Exercise instructions
What follows is a listing; give it again exactly, in its entirety.

Collection entries:
============

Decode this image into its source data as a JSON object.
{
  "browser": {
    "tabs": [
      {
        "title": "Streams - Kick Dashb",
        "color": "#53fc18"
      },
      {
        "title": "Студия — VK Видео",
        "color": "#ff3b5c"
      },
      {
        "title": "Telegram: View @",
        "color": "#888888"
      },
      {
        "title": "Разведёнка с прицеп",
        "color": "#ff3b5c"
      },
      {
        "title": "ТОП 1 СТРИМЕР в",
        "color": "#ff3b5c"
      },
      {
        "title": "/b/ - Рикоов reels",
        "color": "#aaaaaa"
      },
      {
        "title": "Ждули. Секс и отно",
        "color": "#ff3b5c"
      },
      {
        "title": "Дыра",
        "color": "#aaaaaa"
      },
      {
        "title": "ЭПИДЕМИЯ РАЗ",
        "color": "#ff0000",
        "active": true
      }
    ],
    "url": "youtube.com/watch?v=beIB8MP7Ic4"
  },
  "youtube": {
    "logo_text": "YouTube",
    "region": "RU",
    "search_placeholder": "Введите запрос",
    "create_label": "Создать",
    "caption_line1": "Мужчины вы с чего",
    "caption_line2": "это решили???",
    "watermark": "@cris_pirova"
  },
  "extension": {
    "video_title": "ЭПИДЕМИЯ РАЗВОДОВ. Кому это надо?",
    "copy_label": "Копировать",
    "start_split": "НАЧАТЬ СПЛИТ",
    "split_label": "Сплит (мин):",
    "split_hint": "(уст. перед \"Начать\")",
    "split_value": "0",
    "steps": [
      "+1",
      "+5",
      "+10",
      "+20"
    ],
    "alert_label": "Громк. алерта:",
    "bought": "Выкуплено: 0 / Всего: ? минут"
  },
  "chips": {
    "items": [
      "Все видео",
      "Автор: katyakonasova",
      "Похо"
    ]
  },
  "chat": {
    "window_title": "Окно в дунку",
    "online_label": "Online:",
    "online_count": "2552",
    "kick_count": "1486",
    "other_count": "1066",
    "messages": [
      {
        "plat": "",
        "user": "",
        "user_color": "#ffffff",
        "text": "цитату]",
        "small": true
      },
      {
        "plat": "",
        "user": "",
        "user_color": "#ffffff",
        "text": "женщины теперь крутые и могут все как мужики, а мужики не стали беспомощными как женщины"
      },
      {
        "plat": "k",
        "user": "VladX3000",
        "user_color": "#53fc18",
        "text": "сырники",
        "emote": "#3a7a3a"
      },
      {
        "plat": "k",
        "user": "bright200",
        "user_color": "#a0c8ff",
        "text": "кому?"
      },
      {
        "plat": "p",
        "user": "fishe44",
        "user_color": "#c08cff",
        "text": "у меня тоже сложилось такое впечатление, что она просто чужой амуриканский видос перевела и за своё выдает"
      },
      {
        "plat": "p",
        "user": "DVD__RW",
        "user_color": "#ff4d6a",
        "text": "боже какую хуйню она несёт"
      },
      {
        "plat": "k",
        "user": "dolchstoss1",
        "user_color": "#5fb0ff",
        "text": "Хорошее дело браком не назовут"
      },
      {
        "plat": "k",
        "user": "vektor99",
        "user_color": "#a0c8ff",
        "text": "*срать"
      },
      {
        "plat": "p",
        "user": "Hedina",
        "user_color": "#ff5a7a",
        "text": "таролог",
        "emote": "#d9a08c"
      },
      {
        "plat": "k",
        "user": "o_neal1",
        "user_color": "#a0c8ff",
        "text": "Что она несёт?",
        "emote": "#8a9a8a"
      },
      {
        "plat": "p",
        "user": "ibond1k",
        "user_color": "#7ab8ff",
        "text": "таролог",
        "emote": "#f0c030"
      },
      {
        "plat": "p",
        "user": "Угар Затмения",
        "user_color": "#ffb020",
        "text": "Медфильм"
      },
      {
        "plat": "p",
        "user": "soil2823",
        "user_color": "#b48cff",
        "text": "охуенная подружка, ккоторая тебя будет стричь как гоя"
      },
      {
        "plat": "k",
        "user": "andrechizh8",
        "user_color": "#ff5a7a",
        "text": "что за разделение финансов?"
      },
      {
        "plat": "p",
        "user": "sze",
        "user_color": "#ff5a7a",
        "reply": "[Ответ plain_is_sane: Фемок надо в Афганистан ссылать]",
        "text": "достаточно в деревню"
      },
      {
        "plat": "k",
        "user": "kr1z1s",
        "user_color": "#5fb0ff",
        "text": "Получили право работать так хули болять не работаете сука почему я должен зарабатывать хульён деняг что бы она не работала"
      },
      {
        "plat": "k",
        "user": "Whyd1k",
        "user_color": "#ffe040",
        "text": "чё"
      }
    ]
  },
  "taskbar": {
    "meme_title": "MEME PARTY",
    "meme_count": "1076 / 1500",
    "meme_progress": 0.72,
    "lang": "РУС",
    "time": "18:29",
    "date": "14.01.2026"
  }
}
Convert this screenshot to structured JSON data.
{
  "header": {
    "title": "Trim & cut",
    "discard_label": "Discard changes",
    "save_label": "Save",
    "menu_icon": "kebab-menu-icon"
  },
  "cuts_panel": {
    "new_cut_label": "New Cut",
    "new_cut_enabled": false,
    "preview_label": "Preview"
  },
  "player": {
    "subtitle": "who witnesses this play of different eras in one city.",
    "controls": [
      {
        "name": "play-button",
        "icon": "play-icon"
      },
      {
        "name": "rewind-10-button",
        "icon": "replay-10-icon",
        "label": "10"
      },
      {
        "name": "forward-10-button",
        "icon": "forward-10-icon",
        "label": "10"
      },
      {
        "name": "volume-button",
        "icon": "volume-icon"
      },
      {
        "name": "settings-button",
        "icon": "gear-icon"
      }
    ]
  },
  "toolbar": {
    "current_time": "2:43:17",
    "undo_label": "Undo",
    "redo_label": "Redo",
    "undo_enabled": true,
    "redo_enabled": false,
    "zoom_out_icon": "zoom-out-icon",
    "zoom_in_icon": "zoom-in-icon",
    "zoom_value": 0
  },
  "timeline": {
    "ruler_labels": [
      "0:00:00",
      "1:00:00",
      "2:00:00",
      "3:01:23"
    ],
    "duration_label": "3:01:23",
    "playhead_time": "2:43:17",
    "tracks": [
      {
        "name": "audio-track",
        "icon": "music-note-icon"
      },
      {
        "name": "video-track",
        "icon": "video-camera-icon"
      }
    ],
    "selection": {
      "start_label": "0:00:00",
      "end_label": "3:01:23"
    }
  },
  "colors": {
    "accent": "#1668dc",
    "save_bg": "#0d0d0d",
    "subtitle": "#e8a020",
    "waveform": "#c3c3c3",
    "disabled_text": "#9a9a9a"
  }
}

============

Answer
Decode this image into its source data as a JSON object.
{
  "browser": {
    "tabs": [
      {
        "title": "Streams - Kick Dashb",
        "color": "#53fc18"
      },
      {
        "title": "Студия — VK Видео",
        "color": "#ff3b5c"
      },
      {
        "title": "Telegram: View @",
        "color": "#888888"
      },
      {
        "title": "Разведёнка с прицеп",
        "color": "#ff3b5c"
      },
      {
        "title": "ТОП 1 СТРИМЕР в",
        "color": "#ff3b5c"
      },
      {
        "title": "/b/ - Рикоов reels",
        "color": "#aaaaaa"
      },
      {
        "title": "Ждули. Секс и отно",
        "color": "#ff3b5c"
      },
      {
        "title": "Дыра",
        "color": "#aaaaaa"
      },
      {
        "title": "ЭПИДЕМИЯ РАЗ",
        "color": "#ff0000",
        "active": true
      }
    ],
    "url": "youtube.com/watch?v=beIB8MP7Ic4"
  },
  "youtube": {
    "logo_text": "YouTube",
    "region": "RU",
    "search_placeholder": "Введите запрос",
    "create_label": "Создать",
    "caption_line1": "Мужчины вы с чего",
    "caption_line2": "это решили???",
    "watermark": "@cris_pirova"
  },
  "extension": {
    "video_title": "ЭПИДЕМИЯ РАЗВОДОВ. Кому это надо?",
    "copy_label": "Копировать",
    "start_split": "НАЧАТЬ СПЛИТ",
    "split_label": "Сплит (мин):",
    "split_hint": "(уст. перед \"Начать\")",
    "split_value": "0",
    "steps": [
      "+1",
      "+5",
      "+10",
      "+20"
    ],
    "alert_label": "Громк. алерта:",
    "bought": "Выкуплено: 0 / Всего: ? минут"
  },
  "chips": {
    "items": [
      "Все видео",
      "Автор: katyakonasova",
      "Похо"
    ]
  },
  "chat": {
    "window_title": "Окно в дунку",
    "online_label": "Online:",
    "online_count": "2552",
    "kick_count": "1486",
    "other_count": "1066",
    "messages": [
      {
        "plat": "",
        "user": "",
        "user_color": "#ffffff",
        "text": "цитату]",
        "small": true
      },
      {
        "plat": "",
        "user": "",
        "user_color": "#ffffff",
        "text": "женщины теперь крутые и могут все как мужики, а мужики не стали беспомощными как женщины"
      },
      {
        "plat": "k",
        "user": "VladX3000",
        "user_color": "#53fc18",
        "text": "сырники",
        "emote": "#3a7a3a"
      },
      {
        "plat": "k",
        "user": "bright200",
        "user_color": "#a0c8ff",
        "text": "кому?"
      },
      {
        "plat": "p",
        "user": "fishe44",
        "user_color": "#c08cff",
        "text": "у меня тоже сложилось такое впечатление, что она просто чужой амуриканский видос перевела и за своё выдает"
      },
      {
        "plat": "p",
        "user": "DVD__RW",
        "user_color": "#ff4d6a",
        "text": "боже какую хуйню она несёт"
      },
      {
        "plat": "k",
        "user": "dolchstoss1",
        "user_color": "#5fb0ff",
        "text": "Хорошее дело браком не назовут"
      },
      {
        "plat": "k",
        "user": "vektor99",
        "user_color": "#a0c8ff",
        "text": "*срать"
      },
      {
        "plat": "p",
        "user": "Hedina",
        "user_color": "#ff5a7a",
        "text": "таролог",
        "emote": "#d9a08c"
      },
      {
        "plat": "k",
        "user": "o_neal1",
        "user_color": "#a0c8ff",
        "text": "Что она несёт?",
        "emote": "#8a9a8a"
      },
      {
        "plat": "p",
        "user": "ibond1k",
        "user_color": "#7ab8ff",
        "text": "таролог",
        "emote": "#f0c030"
      },
      {
        "plat": "p",
        "user": "Угар Затмения",
        "user_color": "#ffb020",
        "text": "Медфильм"
      },
      {
        "plat": "p",
        "user": "soil2823",
        "user_color": "#b48cff",
        "text": "охуенная подружка, ккоторая тебя будет стричь как гоя"
      },
      {
        "plat": "k",
        "user": "andrechizh8",
        "user_color": "#ff5a7a",
        "text": "что за разделение финансов?"
      },
      {
        "plat": "p",
        "user": "sze",
        "user_color": "#ff5a7a",
        "reply": "[Ответ plain_is_sane: Фемок надо в Афганистан ссылать]",
        "text": "достаточно в деревню"
      },
      {
        "plat": "k",
        "user": "kr1z1s",
        "user_color": "#5fb0ff",
        "text": "Получили право работать так хули болять не работаете сука почему я должен зарабатывать хульён деняг что бы она не работала"
      },
      {
        "plat": "k",
        "user": "Whyd1k",
        "user_color": "#ffe040",
        "text": "чё"
      }
    ]
  },
  "taskbar": {
    "meme_title": "MEME PARTY",
    "meme_count": "1076 / 1500",
    "meme_progress": 0.72,
    "lang": "РУС",
    "time": "18:29",
    "date": "14.01.2026"
  }
}
Convert this screenshot to structured JSON data.
{
  "header": {
    "title": "Trim & cut",
    "discard_label": "Discard changes",
    "save_label": "Save",
    "menu_icon": "kebab-menu-icon"
  },
  "cuts_panel": {
    "new_cut_label": "New Cut",
    "new_cut_enabled": false,
    "preview_label": "Preview"
  },
  "player": {
    "subtitle": "who witnesses this play of different eras in one city.",
    "controls": [
      {
        "name": "play-button",
        "icon": "play-icon"
      },
      {
        "name": "rewind-10-button",
        "icon": "replay-10-icon",
        "label": "10"
      },
      {
        "name": "forward-10-button",
        "icon": "forward-10-icon",
        "label": "10"
      },
      {
        "name": "volume-button",
        "icon": "volume-icon"
      },
      {
        "name": "settings-button",
        "icon": "gear-icon"
      }
    ]
  },
  "toolbar": {
    "current_time": "2:43:17",
    "undo_label": "Undo",
    "redo_label": "Redo",
    "undo_enabled": true,
    "redo_enabled": false,
    "zoom_out_icon": "zoom-out-icon",
    "zoom_in_icon": "zoom-in-icon",
    "zoom_value": 0
  },
  "timeline": {
    "ruler_labels": [
      "0:00:00",
      "1:00:00",
      "2:00:00",
      "3:01:23"
    ],
    "duration_label": "3:01:23",
    "playhead_time": "2:43:17",
    "tracks": [
      {
        "name": "audio-track",
        "icon": "music-note-icon"
      },
      {
        "name": "video-track",
        "icon": "video-camera-icon"
      }
    ],
    "selection": {
      "start_label": "0:00:00",
      "end_label": "3:01:23"
    }
  },
  "colors": {
    "accent": "#1668dc",
    "save_bg": "#0d0d0d",
    "subtitle": "#e8a020",
    "waveform": "#c3c3c3",
    "disabled_text": "#9a9a9a"
  }
}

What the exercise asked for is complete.